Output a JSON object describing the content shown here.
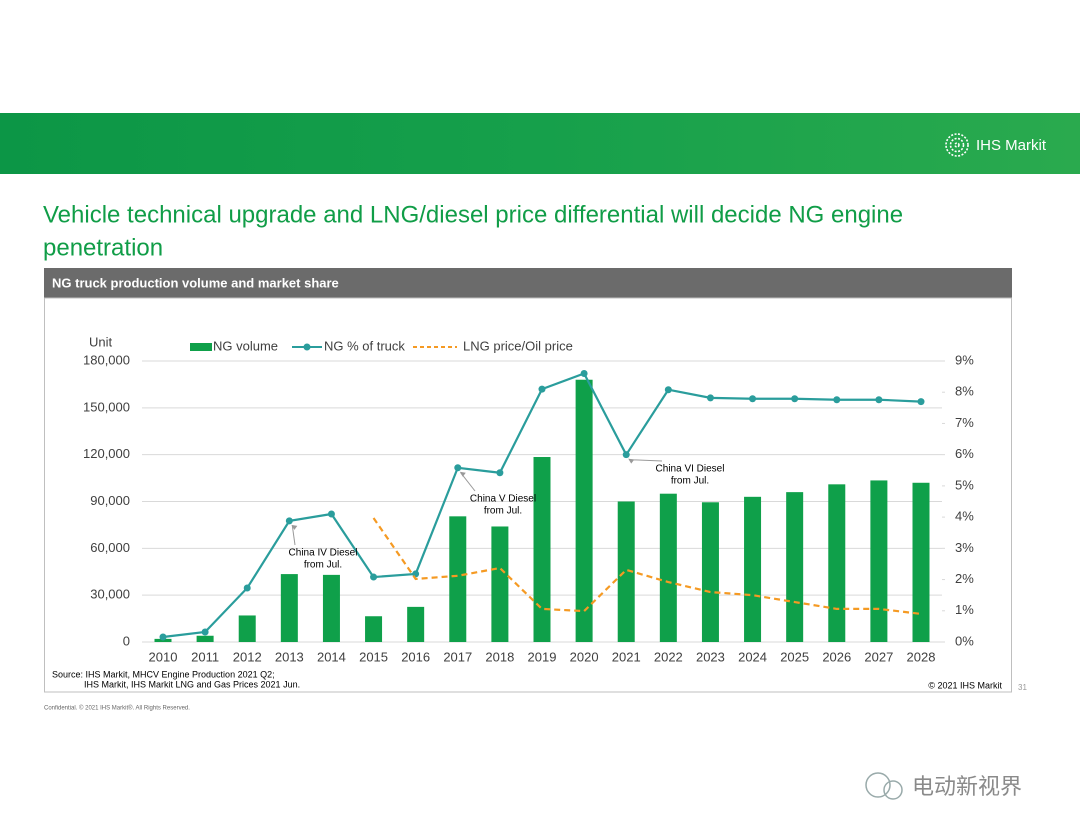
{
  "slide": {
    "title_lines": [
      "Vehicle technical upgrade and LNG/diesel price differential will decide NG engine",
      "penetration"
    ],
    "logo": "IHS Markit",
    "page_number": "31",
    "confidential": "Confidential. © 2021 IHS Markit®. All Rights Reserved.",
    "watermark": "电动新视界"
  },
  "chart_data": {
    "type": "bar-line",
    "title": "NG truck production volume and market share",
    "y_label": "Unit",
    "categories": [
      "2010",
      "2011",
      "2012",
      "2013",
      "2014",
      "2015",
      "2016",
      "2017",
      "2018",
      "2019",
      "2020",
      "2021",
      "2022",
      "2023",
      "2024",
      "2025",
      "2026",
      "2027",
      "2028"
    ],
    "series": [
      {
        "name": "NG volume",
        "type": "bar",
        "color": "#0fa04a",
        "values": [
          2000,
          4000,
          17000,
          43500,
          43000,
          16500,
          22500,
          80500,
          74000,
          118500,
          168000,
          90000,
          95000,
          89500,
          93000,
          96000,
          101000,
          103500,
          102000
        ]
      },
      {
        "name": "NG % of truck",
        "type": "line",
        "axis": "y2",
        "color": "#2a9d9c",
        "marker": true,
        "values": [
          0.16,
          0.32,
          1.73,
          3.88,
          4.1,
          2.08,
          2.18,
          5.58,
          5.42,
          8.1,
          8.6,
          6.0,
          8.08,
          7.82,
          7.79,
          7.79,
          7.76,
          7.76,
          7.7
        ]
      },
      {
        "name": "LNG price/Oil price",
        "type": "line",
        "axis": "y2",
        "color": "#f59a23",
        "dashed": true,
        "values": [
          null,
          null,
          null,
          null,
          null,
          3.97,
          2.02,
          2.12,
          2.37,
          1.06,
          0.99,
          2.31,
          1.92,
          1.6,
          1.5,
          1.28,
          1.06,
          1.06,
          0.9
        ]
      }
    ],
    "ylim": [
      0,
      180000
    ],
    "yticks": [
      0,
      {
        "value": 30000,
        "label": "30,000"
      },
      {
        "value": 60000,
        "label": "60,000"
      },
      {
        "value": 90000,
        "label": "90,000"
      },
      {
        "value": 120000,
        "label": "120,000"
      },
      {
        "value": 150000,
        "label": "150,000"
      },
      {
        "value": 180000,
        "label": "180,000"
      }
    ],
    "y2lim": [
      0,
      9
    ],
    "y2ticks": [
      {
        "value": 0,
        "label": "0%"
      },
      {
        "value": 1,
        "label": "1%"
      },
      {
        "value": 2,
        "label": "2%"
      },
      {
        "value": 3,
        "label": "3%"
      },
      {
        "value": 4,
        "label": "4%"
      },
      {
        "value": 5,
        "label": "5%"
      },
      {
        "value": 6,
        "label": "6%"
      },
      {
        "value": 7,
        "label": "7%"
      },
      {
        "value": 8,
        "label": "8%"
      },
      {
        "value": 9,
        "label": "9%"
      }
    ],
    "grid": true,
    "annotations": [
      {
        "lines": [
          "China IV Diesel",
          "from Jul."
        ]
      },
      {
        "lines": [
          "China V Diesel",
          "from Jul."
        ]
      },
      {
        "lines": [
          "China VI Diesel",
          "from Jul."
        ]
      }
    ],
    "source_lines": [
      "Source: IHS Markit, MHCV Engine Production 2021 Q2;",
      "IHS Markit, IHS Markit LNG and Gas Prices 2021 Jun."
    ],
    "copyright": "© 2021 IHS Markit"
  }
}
************
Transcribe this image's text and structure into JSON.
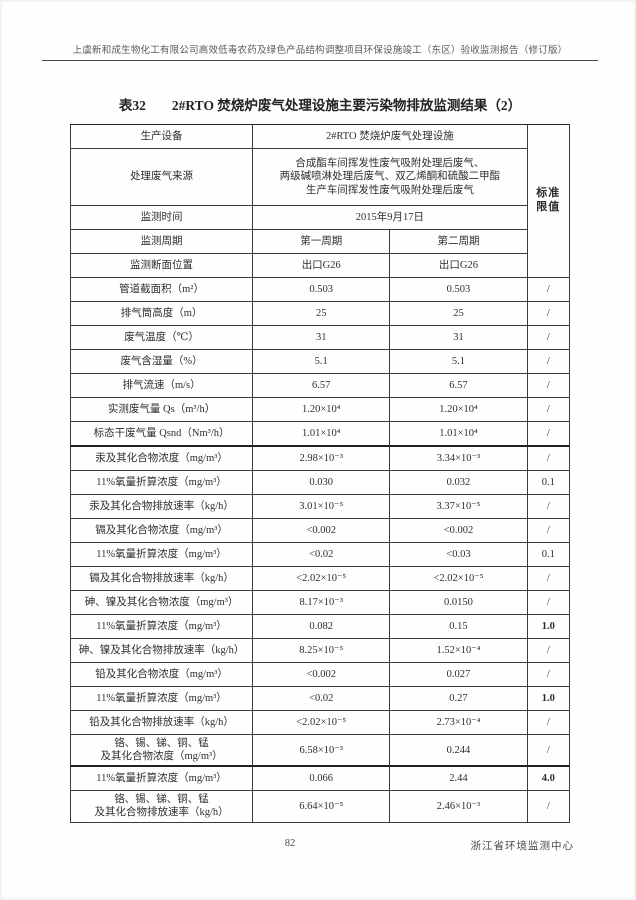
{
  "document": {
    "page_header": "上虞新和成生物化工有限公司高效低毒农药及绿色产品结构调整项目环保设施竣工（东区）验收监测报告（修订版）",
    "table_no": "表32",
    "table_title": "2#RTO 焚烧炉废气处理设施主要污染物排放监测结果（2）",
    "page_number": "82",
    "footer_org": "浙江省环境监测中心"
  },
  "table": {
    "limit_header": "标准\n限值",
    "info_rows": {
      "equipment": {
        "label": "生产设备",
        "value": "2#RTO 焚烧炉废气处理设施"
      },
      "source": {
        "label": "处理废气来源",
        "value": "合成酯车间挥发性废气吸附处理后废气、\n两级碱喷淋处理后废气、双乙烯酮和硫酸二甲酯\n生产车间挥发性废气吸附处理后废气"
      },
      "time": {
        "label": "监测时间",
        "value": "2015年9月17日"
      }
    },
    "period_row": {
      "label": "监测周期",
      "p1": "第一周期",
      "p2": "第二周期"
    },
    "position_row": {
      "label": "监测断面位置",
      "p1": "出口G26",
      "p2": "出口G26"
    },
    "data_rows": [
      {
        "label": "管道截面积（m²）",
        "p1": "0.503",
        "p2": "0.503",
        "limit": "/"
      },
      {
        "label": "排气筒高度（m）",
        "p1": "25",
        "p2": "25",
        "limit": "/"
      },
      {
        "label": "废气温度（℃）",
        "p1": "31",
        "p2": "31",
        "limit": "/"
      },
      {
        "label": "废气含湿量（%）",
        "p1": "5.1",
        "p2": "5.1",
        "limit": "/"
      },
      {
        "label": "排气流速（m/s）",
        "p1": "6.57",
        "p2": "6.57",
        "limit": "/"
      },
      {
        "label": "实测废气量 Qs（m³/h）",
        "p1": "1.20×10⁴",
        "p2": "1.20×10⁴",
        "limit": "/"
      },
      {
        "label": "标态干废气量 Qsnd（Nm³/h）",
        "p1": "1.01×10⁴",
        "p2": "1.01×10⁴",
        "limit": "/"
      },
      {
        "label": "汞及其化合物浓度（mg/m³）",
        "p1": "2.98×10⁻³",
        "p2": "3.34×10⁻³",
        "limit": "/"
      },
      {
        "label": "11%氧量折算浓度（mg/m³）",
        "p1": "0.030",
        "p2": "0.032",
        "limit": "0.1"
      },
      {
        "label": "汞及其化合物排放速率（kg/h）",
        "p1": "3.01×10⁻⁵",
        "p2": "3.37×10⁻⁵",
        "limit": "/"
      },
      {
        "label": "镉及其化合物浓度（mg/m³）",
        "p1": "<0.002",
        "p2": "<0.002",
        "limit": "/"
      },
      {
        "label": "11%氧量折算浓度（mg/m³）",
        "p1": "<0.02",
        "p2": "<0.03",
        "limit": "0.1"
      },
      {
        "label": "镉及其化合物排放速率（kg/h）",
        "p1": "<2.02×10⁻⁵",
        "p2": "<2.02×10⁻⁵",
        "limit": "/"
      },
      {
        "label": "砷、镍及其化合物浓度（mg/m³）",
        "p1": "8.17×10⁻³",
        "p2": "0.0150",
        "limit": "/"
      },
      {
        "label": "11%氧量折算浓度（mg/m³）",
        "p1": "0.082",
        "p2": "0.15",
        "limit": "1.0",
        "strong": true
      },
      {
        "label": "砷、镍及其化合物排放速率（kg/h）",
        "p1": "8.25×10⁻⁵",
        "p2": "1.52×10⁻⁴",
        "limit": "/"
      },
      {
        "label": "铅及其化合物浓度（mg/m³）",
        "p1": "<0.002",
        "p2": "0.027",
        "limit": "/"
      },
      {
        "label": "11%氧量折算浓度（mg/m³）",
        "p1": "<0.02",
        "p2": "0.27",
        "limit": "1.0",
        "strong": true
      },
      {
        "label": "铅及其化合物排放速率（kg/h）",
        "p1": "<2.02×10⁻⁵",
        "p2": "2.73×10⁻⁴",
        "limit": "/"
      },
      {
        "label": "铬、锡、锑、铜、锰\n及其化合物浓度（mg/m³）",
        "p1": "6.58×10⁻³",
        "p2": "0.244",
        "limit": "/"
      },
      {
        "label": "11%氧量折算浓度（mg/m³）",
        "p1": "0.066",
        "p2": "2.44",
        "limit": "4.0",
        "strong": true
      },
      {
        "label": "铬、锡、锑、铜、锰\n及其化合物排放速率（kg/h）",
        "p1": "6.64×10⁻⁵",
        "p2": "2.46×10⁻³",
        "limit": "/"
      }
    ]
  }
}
************
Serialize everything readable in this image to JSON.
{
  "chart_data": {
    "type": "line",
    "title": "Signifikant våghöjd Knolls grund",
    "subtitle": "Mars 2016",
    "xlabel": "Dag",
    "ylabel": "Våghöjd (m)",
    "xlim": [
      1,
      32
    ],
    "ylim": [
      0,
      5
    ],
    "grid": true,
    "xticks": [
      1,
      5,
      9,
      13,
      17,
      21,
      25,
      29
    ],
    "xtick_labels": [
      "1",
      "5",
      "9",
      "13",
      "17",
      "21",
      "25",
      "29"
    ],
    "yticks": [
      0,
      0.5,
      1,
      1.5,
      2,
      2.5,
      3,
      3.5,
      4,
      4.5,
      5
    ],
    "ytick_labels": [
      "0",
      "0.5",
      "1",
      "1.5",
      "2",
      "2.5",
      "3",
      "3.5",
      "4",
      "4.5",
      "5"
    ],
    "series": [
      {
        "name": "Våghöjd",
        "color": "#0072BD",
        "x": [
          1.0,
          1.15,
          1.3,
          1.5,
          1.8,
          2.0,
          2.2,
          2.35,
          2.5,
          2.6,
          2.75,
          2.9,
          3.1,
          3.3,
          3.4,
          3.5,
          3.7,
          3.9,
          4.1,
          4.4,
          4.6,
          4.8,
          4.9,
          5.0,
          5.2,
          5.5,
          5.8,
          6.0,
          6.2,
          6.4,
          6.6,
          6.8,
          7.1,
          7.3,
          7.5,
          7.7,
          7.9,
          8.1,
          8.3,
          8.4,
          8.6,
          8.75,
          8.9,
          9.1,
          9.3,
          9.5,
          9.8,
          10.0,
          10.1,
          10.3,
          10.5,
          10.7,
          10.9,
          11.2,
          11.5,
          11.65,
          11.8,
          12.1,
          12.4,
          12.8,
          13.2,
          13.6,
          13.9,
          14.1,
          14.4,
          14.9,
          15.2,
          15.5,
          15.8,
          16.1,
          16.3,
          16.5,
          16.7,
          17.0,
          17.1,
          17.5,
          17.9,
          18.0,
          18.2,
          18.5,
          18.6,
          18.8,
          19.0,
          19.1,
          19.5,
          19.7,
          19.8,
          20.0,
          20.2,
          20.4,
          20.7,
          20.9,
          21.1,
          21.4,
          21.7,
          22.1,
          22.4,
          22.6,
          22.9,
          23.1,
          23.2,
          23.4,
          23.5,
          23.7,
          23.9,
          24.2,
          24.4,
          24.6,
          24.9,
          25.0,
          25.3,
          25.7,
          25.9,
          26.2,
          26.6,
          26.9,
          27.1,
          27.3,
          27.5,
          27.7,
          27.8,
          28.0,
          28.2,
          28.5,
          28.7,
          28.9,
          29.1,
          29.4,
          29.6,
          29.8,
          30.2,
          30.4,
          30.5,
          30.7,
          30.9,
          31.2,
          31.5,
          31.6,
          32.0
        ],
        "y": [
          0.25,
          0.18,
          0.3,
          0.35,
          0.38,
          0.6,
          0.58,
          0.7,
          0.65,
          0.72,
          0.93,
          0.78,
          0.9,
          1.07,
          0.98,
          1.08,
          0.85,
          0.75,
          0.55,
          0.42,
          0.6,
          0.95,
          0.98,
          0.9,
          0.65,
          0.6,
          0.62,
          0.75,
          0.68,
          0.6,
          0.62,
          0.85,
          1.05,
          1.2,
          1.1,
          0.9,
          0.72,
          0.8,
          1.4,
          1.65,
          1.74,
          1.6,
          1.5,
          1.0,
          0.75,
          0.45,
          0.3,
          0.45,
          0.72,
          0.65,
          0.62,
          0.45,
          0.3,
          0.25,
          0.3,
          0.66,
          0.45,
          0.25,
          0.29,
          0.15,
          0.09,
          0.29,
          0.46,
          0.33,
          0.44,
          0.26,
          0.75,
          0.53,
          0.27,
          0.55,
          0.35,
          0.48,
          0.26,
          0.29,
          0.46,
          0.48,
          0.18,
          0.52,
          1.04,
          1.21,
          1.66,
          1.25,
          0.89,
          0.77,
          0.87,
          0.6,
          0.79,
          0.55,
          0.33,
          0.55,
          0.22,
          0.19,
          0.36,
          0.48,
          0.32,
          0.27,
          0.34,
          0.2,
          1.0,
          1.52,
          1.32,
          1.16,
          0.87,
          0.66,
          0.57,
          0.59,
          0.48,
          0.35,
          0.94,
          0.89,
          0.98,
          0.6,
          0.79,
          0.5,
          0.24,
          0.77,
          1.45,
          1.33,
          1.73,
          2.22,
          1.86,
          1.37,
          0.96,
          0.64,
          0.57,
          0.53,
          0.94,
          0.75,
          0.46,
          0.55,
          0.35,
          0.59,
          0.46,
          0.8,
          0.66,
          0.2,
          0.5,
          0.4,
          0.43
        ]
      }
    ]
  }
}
************
EXERCISE REQUIREMENTS:
Filter for "type". Return all lines that hold it.

EXERCISE SOLUTION:
    "type": "bar-line",
        "type": "bar",
        "type": "line",
        "type": "line",
    "type": "line",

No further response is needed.